— Begin —

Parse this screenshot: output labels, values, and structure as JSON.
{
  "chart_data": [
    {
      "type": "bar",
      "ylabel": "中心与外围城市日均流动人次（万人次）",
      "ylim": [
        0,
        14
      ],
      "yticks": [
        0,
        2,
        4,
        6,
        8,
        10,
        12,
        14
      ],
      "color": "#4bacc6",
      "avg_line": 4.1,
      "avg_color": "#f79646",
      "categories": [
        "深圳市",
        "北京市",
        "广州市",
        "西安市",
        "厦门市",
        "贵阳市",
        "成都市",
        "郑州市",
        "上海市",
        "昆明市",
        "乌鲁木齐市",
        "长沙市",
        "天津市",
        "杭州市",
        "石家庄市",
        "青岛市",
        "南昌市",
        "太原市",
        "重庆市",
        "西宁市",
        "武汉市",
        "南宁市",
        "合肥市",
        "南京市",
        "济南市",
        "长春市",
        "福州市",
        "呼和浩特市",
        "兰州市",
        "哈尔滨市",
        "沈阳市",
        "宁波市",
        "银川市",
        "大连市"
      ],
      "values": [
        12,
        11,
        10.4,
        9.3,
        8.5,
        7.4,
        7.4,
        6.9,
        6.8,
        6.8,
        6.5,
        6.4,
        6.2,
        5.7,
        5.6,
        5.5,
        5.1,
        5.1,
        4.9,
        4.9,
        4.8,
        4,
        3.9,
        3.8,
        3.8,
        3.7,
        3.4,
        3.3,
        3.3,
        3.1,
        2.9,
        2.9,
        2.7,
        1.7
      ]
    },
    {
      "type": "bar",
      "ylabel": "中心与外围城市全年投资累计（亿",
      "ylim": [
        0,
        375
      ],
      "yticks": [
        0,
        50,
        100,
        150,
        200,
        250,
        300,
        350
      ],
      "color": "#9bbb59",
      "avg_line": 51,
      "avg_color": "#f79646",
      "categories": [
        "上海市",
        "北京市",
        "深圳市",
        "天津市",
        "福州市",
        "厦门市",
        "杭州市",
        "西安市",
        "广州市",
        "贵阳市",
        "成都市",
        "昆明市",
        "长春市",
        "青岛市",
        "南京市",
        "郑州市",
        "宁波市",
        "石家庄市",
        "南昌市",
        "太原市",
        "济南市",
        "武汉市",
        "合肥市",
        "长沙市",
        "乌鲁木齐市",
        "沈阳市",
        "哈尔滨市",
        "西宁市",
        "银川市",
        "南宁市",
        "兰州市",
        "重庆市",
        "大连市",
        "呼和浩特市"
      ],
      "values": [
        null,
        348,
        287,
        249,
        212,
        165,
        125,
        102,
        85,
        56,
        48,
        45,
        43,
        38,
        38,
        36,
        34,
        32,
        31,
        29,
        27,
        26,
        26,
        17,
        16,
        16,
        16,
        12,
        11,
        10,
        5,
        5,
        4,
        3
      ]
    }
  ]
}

— End —

Without changing a word, restate the whole listing.

▶ _Response for this exercise_:
Parse this screenshot: output labels, values, and structure as JSON.
{
  "chart_data": [
    {
      "type": "bar",
      "ylabel": "中心与外围城市日均流动人次（万人次）",
      "ylim": [
        0,
        14
      ],
      "yticks": [
        0,
        2,
        4,
        6,
        8,
        10,
        12,
        14
      ],
      "color": "#4bacc6",
      "avg_line": 4.1,
      "avg_color": "#f79646",
      "categories": [
        "深圳市",
        "北京市",
        "广州市",
        "西安市",
        "厦门市",
        "贵阳市",
        "成都市",
        "郑州市",
        "上海市",
        "昆明市",
        "乌鲁木齐市",
        "长沙市",
        "天津市",
        "杭州市",
        "石家庄市",
        "青岛市",
        "南昌市",
        "太原市",
        "重庆市",
        "西宁市",
        "武汉市",
        "南宁市",
        "合肥市",
        "南京市",
        "济南市",
        "长春市",
        "福州市",
        "呼和浩特市",
        "兰州市",
        "哈尔滨市",
        "沈阳市",
        "宁波市",
        "银川市",
        "大连市"
      ],
      "values": [
        12,
        11,
        10.4,
        9.3,
        8.5,
        7.4,
        7.4,
        6.9,
        6.8,
        6.8,
        6.5,
        6.4,
        6.2,
        5.7,
        5.6,
        5.5,
        5.1,
        5.1,
        4.9,
        4.9,
        4.8,
        4,
        3.9,
        3.8,
        3.8,
        3.7,
        3.4,
        3.3,
        3.3,
        3.1,
        2.9,
        2.9,
        2.7,
        1.7
      ]
    },
    {
      "type": "bar",
      "ylabel": "中心与外围城市全年投资累计（亿",
      "ylim": [
        0,
        375
      ],
      "yticks": [
        0,
        50,
        100,
        150,
        200,
        250,
        300,
        350
      ],
      "color": "#9bbb59",
      "avg_line": 51,
      "avg_color": "#f79646",
      "categories": [
        "上海市",
        "北京市",
        "深圳市",
        "天津市",
        "福州市",
        "厦门市",
        "杭州市",
        "西安市",
        "广州市",
        "贵阳市",
        "成都市",
        "昆明市",
        "长春市",
        "青岛市",
        "南京市",
        "郑州市",
        "宁波市",
        "石家庄市",
        "南昌市",
        "太原市",
        "济南市",
        "武汉市",
        "合肥市",
        "长沙市",
        "乌鲁木齐市",
        "沈阳市",
        "哈尔滨市",
        "西宁市",
        "银川市",
        "南宁市",
        "兰州市",
        "重庆市",
        "大连市",
        "呼和浩特市"
      ],
      "values": [
        null,
        348,
        287,
        249,
        212,
        165,
        125,
        102,
        85,
        56,
        48,
        45,
        43,
        38,
        38,
        36,
        34,
        32,
        31,
        29,
        27,
        26,
        26,
        17,
        16,
        16,
        16,
        12,
        11,
        10,
        5,
        5,
        4,
        3
      ]
    }
  ]
}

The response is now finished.